• Recorded data
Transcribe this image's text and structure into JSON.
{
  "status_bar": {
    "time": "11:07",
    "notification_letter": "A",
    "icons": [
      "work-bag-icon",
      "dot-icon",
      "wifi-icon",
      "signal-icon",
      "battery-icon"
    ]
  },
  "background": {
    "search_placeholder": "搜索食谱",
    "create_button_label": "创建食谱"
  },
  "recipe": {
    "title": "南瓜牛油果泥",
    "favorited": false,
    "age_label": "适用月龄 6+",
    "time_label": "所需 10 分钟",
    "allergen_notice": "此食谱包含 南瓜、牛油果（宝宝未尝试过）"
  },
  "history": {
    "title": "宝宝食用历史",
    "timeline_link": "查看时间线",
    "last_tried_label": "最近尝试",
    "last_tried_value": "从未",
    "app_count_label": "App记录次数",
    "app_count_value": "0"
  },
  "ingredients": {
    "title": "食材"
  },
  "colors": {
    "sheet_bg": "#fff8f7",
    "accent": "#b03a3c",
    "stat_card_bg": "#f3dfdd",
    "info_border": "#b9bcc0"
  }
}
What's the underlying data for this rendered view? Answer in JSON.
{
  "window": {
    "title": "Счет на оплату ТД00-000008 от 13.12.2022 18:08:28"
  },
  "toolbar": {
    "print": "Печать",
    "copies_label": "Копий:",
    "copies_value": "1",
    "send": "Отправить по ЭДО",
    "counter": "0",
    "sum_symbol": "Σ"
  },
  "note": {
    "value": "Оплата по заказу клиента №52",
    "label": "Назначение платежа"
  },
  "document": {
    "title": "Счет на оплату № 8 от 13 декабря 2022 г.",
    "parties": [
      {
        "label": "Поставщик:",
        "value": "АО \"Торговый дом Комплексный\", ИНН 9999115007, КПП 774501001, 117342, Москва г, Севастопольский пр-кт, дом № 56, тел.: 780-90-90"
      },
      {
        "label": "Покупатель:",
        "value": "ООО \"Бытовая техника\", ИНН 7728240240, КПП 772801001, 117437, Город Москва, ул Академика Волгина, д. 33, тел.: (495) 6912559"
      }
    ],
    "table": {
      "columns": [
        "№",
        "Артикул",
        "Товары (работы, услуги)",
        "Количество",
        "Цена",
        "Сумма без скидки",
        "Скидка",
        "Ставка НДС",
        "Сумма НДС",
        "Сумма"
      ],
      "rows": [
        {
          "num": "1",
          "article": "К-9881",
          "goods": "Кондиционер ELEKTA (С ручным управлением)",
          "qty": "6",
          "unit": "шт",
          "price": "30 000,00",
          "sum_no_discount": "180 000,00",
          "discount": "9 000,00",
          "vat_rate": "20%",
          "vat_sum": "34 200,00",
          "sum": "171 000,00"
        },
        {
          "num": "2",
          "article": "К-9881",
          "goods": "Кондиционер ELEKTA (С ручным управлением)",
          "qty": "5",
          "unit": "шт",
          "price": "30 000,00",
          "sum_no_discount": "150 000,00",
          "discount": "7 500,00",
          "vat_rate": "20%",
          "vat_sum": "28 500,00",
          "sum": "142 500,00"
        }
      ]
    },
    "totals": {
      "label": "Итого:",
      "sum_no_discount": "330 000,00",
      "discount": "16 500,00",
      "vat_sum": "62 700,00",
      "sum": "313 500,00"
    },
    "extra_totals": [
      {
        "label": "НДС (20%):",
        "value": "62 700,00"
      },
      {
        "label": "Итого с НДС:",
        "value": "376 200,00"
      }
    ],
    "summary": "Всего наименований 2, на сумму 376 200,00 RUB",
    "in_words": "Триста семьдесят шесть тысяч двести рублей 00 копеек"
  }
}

• Goal
Please set down the whole listing above without altering a single line.

• Correct output
Transcribe this image's text and structure into JSON.
{
  "status_bar": {
    "time": "11:07",
    "notification_letter": "A",
    "icons": [
      "work-bag-icon",
      "dot-icon",
      "wifi-icon",
      "signal-icon",
      "battery-icon"
    ]
  },
  "background": {
    "search_placeholder": "搜索食谱",
    "create_button_label": "创建食谱"
  },
  "recipe": {
    "title": "南瓜牛油果泥",
    "favorited": false,
    "age_label": "适用月龄 6+",
    "time_label": "所需 10 分钟",
    "allergen_notice": "此食谱包含 南瓜、牛油果（宝宝未尝试过）"
  },
  "history": {
    "title": "宝宝食用历史",
    "timeline_link": "查看时间线",
    "last_tried_label": "最近尝试",
    "last_tried_value": "从未",
    "app_count_label": "App记录次数",
    "app_count_value": "0"
  },
  "ingredients": {
    "title": "食材"
  },
  "colors": {
    "sheet_bg": "#fff8f7",
    "accent": "#b03a3c",
    "stat_card_bg": "#f3dfdd",
    "info_border": "#b9bcc0"
  }
}
What's the underlying data for this rendered view? Answer in JSON.
{
  "window": {
    "title": "Счет на оплату ТД00-000008 от 13.12.2022 18:08:28"
  },
  "toolbar": {
    "print": "Печать",
    "copies_label": "Копий:",
    "copies_value": "1",
    "send": "Отправить по ЭДО",
    "counter": "0",
    "sum_symbol": "Σ"
  },
  "note": {
    "value": "Оплата по заказу клиента №52",
    "label": "Назначение платежа"
  },
  "document": {
    "title": "Счет на оплату № 8 от 13 декабря 2022 г.",
    "parties": [
      {
        "label": "Поставщик:",
        "value": "АО \"Торговый дом Комплексный\", ИНН 9999115007, КПП 774501001, 117342, Москва г, Севастопольский пр-кт, дом № 56, тел.: 780-90-90"
      },
      {
        "label": "Покупатель:",
        "value": "ООО \"Бытовая техника\", ИНН 7728240240, КПП 772801001, 117437, Город Москва, ул Академика Волгина, д. 33, тел.: (495) 6912559"
      }
    ],
    "table": {
      "columns": [
        "№",
        "Артикул",
        "Товары (работы, услуги)",
        "Количество",
        "Цена",
        "Сумма без скидки",
        "Скидка",
        "Ставка НДС",
        "Сумма НДС",
        "Сумма"
      ],
      "rows": [
        {
          "num": "1",
          "article": "К-9881",
          "goods": "Кондиционер ELEKTA (С ручным управлением)",
          "qty": "6",
          "unit": "шт",
          "price": "30 000,00",
          "sum_no_discount": "180 000,00",
          "discount": "9 000,00",
          "vat_rate": "20%",
          "vat_sum": "34 200,00",
          "sum": "171 000,00"
        },
        {
          "num": "2",
          "article": "К-9881",
          "goods": "Кондиционер ELEKTA (С ручным управлением)",
          "qty": "5",
          "unit": "шт",
          "price": "30 000,00",
          "sum_no_discount": "150 000,00",
          "discount": "7 500,00",
          "vat_rate": "20%",
          "vat_sum": "28 500,00",
          "sum": "142 500,00"
        }
      ]
    },
    "totals": {
      "label": "Итого:",
      "sum_no_discount": "330 000,00",
      "discount": "16 500,00",
      "vat_sum": "62 700,00",
      "sum": "313 500,00"
    },
    "extra_totals": [
      {
        "label": "НДС (20%):",
        "value": "62 700,00"
      },
      {
        "label": "Итого с НДС:",
        "value": "376 200,00"
      }
    ],
    "summary": "Всего наименований 2, на сумму 376 200,00 RUB",
    "in_words": "Триста семьдесят шесть тысяч двести рублей 00 копеек"
  }
}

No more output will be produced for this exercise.